↓↓↓

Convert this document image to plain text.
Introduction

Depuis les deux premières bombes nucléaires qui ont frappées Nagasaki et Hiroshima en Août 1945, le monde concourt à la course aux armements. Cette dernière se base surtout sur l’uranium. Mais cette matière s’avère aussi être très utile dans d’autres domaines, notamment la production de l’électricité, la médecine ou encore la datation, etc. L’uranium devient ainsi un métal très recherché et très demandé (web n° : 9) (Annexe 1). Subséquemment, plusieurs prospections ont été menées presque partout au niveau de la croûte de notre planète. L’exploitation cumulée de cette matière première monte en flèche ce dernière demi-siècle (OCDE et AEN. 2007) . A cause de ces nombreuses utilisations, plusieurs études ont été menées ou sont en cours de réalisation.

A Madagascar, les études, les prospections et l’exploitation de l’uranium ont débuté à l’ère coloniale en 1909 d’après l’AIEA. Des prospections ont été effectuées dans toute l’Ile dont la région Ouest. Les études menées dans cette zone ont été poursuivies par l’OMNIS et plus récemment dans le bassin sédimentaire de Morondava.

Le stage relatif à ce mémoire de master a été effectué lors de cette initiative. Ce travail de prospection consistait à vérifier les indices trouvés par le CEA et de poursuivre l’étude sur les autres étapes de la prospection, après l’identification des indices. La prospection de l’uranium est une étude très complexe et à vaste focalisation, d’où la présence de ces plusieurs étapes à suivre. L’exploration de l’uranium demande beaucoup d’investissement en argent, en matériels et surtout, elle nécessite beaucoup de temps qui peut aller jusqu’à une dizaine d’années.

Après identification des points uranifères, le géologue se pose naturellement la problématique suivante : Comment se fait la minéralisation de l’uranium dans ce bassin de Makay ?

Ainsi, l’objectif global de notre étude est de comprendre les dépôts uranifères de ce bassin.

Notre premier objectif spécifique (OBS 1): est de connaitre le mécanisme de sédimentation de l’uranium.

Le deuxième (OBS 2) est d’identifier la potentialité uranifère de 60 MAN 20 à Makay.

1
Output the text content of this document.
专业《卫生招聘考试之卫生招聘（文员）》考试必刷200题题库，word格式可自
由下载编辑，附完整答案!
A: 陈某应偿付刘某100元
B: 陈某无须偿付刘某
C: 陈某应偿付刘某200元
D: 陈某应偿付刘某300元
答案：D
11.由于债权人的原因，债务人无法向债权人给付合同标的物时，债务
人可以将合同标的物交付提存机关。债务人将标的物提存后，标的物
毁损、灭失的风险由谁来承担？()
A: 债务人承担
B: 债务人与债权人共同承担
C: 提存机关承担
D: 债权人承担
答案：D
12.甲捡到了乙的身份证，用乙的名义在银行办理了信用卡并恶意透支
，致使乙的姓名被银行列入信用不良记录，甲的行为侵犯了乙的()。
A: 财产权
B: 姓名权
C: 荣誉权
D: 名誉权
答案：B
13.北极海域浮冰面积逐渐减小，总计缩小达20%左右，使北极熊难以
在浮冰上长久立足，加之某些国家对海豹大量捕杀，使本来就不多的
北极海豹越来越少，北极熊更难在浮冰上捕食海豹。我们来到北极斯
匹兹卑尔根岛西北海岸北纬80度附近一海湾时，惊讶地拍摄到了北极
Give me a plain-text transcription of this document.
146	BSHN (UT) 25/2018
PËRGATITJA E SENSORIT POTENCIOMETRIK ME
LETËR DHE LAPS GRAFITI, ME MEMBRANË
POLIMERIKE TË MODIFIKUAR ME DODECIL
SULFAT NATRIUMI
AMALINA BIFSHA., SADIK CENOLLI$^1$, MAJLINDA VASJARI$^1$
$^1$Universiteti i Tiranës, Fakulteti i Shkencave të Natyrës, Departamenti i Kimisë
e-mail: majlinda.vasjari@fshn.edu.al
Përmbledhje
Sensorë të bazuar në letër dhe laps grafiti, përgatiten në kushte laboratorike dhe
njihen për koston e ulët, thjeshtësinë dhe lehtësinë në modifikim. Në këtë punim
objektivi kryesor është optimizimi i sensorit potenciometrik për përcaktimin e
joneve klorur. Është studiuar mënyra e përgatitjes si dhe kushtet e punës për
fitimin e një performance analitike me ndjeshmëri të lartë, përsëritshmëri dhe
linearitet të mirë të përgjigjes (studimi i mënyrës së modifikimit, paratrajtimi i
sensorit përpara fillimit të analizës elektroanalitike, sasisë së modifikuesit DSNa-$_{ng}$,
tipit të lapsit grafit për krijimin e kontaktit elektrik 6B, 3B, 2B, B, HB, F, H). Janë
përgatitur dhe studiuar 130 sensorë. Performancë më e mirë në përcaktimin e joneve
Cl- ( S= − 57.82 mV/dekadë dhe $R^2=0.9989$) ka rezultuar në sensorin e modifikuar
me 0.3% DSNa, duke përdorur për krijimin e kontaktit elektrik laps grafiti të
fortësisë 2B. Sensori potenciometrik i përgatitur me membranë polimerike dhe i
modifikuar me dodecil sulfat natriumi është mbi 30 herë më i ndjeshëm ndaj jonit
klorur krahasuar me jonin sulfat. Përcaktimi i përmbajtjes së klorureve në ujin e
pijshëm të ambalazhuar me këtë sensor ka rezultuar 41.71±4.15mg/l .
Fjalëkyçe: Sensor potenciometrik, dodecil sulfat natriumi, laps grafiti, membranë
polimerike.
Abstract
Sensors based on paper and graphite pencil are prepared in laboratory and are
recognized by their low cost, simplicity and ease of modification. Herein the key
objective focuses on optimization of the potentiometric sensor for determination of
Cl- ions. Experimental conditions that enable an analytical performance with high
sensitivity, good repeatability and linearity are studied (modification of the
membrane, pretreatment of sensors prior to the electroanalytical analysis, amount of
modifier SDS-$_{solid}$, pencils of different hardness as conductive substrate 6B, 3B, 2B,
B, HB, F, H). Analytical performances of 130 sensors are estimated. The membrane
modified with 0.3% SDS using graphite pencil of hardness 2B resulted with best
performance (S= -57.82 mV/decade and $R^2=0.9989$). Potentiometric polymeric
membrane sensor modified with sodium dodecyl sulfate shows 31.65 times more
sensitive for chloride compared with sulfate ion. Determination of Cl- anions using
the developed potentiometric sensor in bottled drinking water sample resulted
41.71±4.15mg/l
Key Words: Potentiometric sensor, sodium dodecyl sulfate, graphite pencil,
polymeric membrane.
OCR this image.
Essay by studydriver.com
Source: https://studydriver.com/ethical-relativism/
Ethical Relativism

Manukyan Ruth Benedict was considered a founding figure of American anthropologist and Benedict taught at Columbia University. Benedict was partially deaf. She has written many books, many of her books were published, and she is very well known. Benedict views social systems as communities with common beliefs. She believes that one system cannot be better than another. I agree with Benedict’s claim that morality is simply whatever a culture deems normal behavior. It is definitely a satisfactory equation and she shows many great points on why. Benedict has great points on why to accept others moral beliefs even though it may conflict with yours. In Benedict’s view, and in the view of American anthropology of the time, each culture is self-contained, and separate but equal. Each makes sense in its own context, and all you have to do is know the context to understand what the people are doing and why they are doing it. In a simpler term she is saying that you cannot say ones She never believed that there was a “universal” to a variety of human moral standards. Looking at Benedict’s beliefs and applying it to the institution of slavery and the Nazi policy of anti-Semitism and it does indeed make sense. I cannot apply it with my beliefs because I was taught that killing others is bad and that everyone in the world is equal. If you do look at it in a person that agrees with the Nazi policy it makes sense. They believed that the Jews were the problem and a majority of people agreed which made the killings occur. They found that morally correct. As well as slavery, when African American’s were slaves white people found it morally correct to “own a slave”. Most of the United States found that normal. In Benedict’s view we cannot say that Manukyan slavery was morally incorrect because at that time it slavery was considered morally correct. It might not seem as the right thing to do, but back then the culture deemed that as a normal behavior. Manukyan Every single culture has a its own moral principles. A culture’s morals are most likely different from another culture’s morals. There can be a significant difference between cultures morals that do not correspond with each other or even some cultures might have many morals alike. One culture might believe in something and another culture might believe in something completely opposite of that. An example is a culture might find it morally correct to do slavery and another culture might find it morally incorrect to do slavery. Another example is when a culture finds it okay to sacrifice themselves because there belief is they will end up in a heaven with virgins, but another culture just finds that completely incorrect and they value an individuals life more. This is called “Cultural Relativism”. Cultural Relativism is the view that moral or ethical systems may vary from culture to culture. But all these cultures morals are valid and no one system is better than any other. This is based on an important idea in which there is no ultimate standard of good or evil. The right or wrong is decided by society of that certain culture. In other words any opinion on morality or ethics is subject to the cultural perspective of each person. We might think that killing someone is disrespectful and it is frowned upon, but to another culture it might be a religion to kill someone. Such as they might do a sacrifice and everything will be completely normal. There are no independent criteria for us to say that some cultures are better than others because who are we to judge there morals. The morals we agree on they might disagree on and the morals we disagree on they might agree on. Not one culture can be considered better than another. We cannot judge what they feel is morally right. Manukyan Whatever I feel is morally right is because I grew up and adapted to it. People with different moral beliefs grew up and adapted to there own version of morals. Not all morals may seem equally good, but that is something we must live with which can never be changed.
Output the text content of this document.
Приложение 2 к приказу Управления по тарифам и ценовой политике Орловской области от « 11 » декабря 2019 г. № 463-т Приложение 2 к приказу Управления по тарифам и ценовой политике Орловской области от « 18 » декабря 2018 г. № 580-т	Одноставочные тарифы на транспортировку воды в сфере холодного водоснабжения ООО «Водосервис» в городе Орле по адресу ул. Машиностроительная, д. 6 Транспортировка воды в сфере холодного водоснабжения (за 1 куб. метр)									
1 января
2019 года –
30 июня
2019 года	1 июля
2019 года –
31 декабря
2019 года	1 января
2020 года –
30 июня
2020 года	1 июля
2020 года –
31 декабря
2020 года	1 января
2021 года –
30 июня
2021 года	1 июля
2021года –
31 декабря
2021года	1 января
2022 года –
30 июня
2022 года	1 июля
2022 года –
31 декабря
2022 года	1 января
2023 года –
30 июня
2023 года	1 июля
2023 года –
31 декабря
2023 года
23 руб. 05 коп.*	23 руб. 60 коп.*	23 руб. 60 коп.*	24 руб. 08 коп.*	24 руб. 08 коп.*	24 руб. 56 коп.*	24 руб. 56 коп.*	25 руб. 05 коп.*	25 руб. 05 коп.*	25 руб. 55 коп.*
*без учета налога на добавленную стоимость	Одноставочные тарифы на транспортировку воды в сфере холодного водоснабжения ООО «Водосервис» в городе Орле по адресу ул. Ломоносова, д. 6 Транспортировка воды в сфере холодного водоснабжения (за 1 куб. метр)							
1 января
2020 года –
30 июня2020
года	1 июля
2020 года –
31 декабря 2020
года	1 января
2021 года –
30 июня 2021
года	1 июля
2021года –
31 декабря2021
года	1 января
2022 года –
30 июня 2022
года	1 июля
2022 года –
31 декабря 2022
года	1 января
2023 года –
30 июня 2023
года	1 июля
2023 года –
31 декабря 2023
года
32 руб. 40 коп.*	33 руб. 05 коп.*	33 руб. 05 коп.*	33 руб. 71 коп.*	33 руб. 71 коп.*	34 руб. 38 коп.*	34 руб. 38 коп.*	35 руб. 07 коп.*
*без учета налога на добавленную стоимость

↑↑↑

## INSTRUCTION
Pull out and copy each line containing the string "метр".

## FINISHED ANSWER
Приложение 2 к приказу Управления по тарифам и ценовой политике Орловской области от « 11 » декабря 2019 г. № 463-т Приложение 2 к приказу Управления по тарифам и ценовой политике Орловской области от « 18 » декабря 2018 г. № 580-т	Одноставочные тарифы на транспортировку воды в сфере холодного водоснабжения ООО «Водосервис» в городе Орле по адресу ул. Машиностроительная, д. 6 Транспортировка воды в сфере холодного водоснабжения (за 1 куб. метр)									
*без учета налога на добавленную стоимость	Одноставочные тарифы на транспортировку воды в сфере холодного водоснабжения ООО «Водосервис» в городе Орле по адресу ул. Ломоносова, д. 6 Транспортировка воды в сфере холодного водоснабжения (за 1 куб. метр)							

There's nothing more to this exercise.